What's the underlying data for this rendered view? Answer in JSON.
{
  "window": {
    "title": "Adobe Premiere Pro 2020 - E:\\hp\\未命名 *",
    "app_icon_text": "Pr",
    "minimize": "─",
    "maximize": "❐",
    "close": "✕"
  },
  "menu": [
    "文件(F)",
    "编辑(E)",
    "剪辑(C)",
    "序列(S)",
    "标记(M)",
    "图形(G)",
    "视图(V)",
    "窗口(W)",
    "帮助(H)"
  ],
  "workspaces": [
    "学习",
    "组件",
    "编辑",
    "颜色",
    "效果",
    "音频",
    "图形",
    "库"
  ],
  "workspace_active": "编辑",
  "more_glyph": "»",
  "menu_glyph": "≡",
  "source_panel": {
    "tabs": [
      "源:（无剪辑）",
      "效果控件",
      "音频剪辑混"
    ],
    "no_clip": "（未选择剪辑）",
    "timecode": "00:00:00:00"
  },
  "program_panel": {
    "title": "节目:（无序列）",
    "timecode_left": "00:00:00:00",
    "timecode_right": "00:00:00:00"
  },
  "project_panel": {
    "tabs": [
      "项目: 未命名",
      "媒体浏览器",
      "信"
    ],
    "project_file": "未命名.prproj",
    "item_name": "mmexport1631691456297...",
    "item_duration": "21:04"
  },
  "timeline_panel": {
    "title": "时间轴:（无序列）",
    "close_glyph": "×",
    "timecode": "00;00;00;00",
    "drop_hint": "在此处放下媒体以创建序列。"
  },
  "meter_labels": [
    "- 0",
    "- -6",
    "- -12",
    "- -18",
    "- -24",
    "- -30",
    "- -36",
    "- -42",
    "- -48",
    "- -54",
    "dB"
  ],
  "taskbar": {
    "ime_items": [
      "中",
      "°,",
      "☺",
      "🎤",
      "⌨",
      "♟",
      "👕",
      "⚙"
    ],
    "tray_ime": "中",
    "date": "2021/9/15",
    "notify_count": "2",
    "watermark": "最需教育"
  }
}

______

* Directions: Repeat the records above exactly.

* Task solution:
What's the underlying data for this rendered view? Answer in JSON.
{
  "window": {
    "title": "Adobe Premiere Pro 2020 - E:\\hp\\未命名 *",
    "app_icon_text": "Pr",
    "minimize": "─",
    "maximize": "❐",
    "close": "✕"
  },
  "menu": [
    "文件(F)",
    "编辑(E)",
    "剪辑(C)",
    "序列(S)",
    "标记(M)",
    "图形(G)",
    "视图(V)",
    "窗口(W)",
    "帮助(H)"
  ],
  "workspaces": [
    "学习",
    "组件",
    "编辑",
    "颜色",
    "效果",
    "音频",
    "图形",
    "库"
  ],
  "workspace_active": "编辑",
  "more_glyph": "»",
  "menu_glyph": "≡",
  "source_panel": {
    "tabs": [
      "源:（无剪辑）",
      "效果控件",
      "音频剪辑混"
    ],
    "no_clip": "（未选择剪辑）",
    "timecode": "00:00:00:00"
  },
  "program_panel": {
    "title": "节目:（无序列）",
    "timecode_left": "00:00:00:00",
    "timecode_right": "00:00:00:00"
  },
  "project_panel": {
    "tabs": [
      "项目: 未命名",
      "媒体浏览器",
      "信"
    ],
    "project_file": "未命名.prproj",
    "item_name": "mmexport1631691456297...",
    "item_duration": "21:04"
  },
  "timeline_panel": {
    "title": "时间轴:（无序列）",
    "close_glyph": "×",
    "timecode": "00;00;00;00",
    "drop_hint": "在此处放下媒体以创建序列。"
  },
  "meter_labels": [
    "- 0",
    "- -6",
    "- -12",
    "- -18",
    "- -24",
    "- -30",
    "- -36",
    "- -42",
    "- -48",
    "- -54",
    "dB"
  ],
  "taskbar": {
    "ime_items": [
      "中",
      "°,",
      "☺",
      "🎤",
      "⌨",
      "♟",
      "👕",
      "⚙"
    ],
    "tray_ime": "中",
    "date": "2021/9/15",
    "notify_count": "2",
    "watermark": "最需教育"
  }
}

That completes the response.